▸ Written request
Copy all of the material word for word, except for the pictures.
begin
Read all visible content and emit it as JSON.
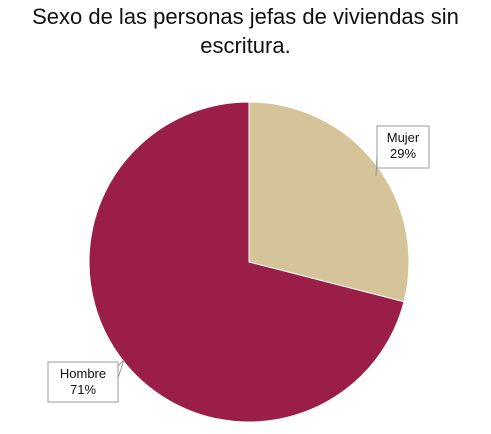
{
  "chart_data": {
    "type": "pie",
    "title_lines": [
      "Sexo de las personas jefas de viviendas sin",
      "escritura."
    ],
    "slices": [
      {
        "label": "Mujer",
        "value": 29,
        "value_label": "29%",
        "color": "#d5c39a"
      },
      {
        "label": "Hombre",
        "value": 71,
        "value_label": "71%",
        "color": "#9b1e48"
      }
    ],
    "start_angle_deg": 0,
    "direction": "clockwise"
  }
}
end
▸ The completed task
Read all visible content and emit it as JSON.
{
  "chart_data": {
    "type": "pie",
    "title_lines": [
      "Sexo de las personas jefas de viviendas sin",
      "escritura."
    ],
    "slices": [
      {
        "label": "Mujer",
        "value": 29,
        "value_label": "29%",
        "color": "#d5c39a"
      },
      {
        "label": "Hombre",
        "value": 71,
        "value_label": "71%",
        "color": "#9b1e48"
      }
    ],
    "start_angle_deg": 0,
    "direction": "clockwise"
  }
}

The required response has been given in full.